> [GIVEN EXERCISE]:
Output every line of each listing below verbatim, preserving the original order, characters, and coordinate formatting.

Annotated element listings:

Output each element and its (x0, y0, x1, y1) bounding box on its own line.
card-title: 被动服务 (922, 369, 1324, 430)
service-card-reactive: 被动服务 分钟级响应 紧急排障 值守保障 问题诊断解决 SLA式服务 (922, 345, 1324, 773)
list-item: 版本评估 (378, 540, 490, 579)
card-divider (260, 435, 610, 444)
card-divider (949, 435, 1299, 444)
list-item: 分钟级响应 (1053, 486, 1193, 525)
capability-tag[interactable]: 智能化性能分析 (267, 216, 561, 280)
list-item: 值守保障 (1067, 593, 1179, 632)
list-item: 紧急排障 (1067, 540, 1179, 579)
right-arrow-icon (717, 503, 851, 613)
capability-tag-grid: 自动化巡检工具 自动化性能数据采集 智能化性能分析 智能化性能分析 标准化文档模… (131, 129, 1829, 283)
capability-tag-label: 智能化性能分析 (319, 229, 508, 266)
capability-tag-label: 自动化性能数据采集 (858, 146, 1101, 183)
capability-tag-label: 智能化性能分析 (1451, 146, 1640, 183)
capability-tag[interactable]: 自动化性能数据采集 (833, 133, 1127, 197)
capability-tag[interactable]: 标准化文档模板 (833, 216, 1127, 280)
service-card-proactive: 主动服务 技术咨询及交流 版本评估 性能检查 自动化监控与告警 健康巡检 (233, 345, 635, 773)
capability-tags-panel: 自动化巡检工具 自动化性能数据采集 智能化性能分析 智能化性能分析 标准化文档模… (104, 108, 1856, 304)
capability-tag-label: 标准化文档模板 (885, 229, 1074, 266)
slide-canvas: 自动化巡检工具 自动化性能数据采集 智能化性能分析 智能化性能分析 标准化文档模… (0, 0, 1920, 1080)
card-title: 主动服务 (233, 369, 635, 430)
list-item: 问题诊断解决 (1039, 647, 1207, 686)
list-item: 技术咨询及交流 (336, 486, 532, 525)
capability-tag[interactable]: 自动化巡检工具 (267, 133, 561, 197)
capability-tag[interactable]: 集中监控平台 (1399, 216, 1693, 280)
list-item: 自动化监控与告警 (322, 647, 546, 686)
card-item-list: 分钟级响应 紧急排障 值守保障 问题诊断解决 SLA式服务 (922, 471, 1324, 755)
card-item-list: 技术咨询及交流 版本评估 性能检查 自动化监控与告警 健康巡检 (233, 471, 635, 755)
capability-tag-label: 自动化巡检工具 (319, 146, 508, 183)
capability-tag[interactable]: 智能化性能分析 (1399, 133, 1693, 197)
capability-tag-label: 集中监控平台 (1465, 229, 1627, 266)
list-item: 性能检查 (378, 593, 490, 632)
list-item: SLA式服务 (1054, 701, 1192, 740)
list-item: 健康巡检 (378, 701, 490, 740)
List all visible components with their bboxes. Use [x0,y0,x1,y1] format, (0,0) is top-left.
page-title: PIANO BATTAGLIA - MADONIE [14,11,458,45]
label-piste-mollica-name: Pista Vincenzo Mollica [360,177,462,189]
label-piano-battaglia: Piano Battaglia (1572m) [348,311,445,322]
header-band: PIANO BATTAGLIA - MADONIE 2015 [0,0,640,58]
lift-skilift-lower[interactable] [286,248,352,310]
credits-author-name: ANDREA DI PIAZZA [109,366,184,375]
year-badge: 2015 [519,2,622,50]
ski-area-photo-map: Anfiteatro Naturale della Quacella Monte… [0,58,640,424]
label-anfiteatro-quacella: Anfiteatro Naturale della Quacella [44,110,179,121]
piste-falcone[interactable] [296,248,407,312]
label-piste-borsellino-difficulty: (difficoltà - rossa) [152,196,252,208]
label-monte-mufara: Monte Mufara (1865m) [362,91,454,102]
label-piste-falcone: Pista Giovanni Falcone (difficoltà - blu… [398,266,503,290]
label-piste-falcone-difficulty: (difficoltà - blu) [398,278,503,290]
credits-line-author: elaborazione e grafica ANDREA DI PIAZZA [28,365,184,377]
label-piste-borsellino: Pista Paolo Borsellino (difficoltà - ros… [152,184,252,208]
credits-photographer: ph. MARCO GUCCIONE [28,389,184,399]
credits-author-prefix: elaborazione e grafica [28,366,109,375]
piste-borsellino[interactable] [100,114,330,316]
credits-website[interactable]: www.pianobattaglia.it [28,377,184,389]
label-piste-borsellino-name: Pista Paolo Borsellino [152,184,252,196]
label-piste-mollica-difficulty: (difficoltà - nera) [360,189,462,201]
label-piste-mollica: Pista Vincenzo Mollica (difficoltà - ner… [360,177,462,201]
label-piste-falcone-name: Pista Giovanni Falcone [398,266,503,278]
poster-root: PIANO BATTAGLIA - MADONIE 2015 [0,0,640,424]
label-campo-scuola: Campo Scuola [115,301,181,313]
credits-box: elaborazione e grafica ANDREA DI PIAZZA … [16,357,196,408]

> [ANSWER IN FULL]:
Output each element and its (x0, y0, x1, y1) bounding box on its own line.
card-title: 被动服务 (922, 369, 1324, 430)
service-card-reactive: 被动服务 分钟级响应 紧急排障 值守保障 问题诊断解决 SLA式服务 (922, 345, 1324, 773)
list-item: 版本评估 (378, 540, 490, 579)
card-divider (260, 435, 610, 444)
card-divider (949, 435, 1299, 444)
list-item: 分钟级响应 (1053, 486, 1193, 525)
capability-tag[interactable]: 智能化性能分析 (267, 216, 561, 280)
list-item: 值守保障 (1067, 593, 1179, 632)
list-item: 紧急排障 (1067, 540, 1179, 579)
right-arrow-icon (717, 503, 851, 613)
capability-tag-grid: 自动化巡检工具 自动化性能数据采集 智能化性能分析 智能化性能分析 标准化文档模… (131, 129, 1829, 283)
capability-tag-label: 智能化性能分析 (319, 229, 508, 266)
capability-tag-label: 自动化性能数据采集 (858, 146, 1101, 183)
capability-tag-label: 智能化性能分析 (1451, 146, 1640, 183)
capability-tag[interactable]: 自动化性能数据采集 (833, 133, 1127, 197)
capability-tag[interactable]: 标准化文档模板 (833, 216, 1127, 280)
service-card-proactive: 主动服务 技术咨询及交流 版本评估 性能检查 自动化监控与告警 健康巡检 (233, 345, 635, 773)
capability-tags-panel: 自动化巡检工具 自动化性能数据采集 智能化性能分析 智能化性能分析 标准化文档模… (104, 108, 1856, 304)
capability-tag-label: 标准化文档模板 (885, 229, 1074, 266)
slide-canvas: 自动化巡检工具 自动化性能数据采集 智能化性能分析 智能化性能分析 标准化文档模… (0, 0, 1920, 1080)
card-title: 主动服务 (233, 369, 635, 430)
list-item: 问题诊断解决 (1039, 647, 1207, 686)
list-item: 技术咨询及交流 (336, 486, 532, 525)
capability-tag[interactable]: 自动化巡检工具 (267, 133, 561, 197)
capability-tag[interactable]: 集中监控平台 (1399, 216, 1693, 280)
list-item: 自动化监控与告警 (322, 647, 546, 686)
card-item-list: 分钟级响应 紧急排障 值守保障 问题诊断解决 SLA式服务 (922, 471, 1324, 755)
card-item-list: 技术咨询及交流 版本评估 性能检查 自动化监控与告警 健康巡检 (233, 471, 635, 755)
capability-tag-label: 自动化巡检工具 (319, 146, 508, 183)
capability-tag[interactable]: 智能化性能分析 (1399, 133, 1693, 197)
capability-tag-label: 集中监控平台 (1465, 229, 1627, 266)
list-item: 性能检查 (378, 593, 490, 632)
list-item: SLA式服务 (1054, 701, 1192, 740)
list-item: 健康巡检 (378, 701, 490, 740)
List all visible components with their bboxes. Use [x0,y0,x1,y1] format, (0,0) is top-left.
page-title: PIANO BATTAGLIA - MADONIE [14,11,458,45]
label-piste-mollica-name: Pista Vincenzo Mollica [360,177,462,189]
label-piano-battaglia: Piano Battaglia (1572m) [348,311,445,322]
header-band: PIANO BATTAGLIA - MADONIE 2015 [0,0,640,58]
lift-skilift-lower[interactable] [286,248,352,310]
credits-author-name: ANDREA DI PIAZZA [109,366,184,375]
year-badge: 2015 [519,2,622,50]
ski-area-photo-map: Anfiteatro Naturale della Quacella Monte… [0,58,640,424]
label-anfiteatro-quacella: Anfiteatro Naturale della Quacella [44,110,179,121]
piste-falcone[interactable] [296,248,407,312]
label-piste-borsellino-difficulty: (difficoltà - rossa) [152,196,252,208]
label-monte-mufara: Monte Mufara (1865m) [362,91,454,102]
label-piste-falcone: Pista Giovanni Falcone (difficoltà - blu… [398,266,503,290]
label-piste-falcone-difficulty: (difficoltà - blu) [398,278,503,290]
credits-line-author: elaborazione e grafica ANDREA DI PIAZZA [28,365,184,377]
label-piste-borsellino: Pista Paolo Borsellino (difficoltà - ros… [152,184,252,208]
credits-photographer: ph. MARCO GUCCIONE [28,389,184,399]
credits-author-prefix: elaborazione e grafica [28,366,109,375]
piste-borsellino[interactable] [100,114,330,316]
credits-website[interactable]: www.pianobattaglia.it [28,377,184,389]
label-piste-borsellino-name: Pista Paolo Borsellino [152,184,252,196]
label-piste-mollica-difficulty: (difficoltà - nera) [360,189,462,201]
label-piste-mollica: Pista Vincenzo Mollica (difficoltà - ner… [360,177,462,201]
label-piste-falcone-name: Pista Giovanni Falcone [398,266,503,278]
poster-root: PIANO BATTAGLIA - MADONIE 2015 [0,0,640,424]
label-campo-scuola: Campo Scuola [115,301,181,313]
credits-box: elaborazione e grafica ANDREA DI PIAZZA … [16,357,196,408]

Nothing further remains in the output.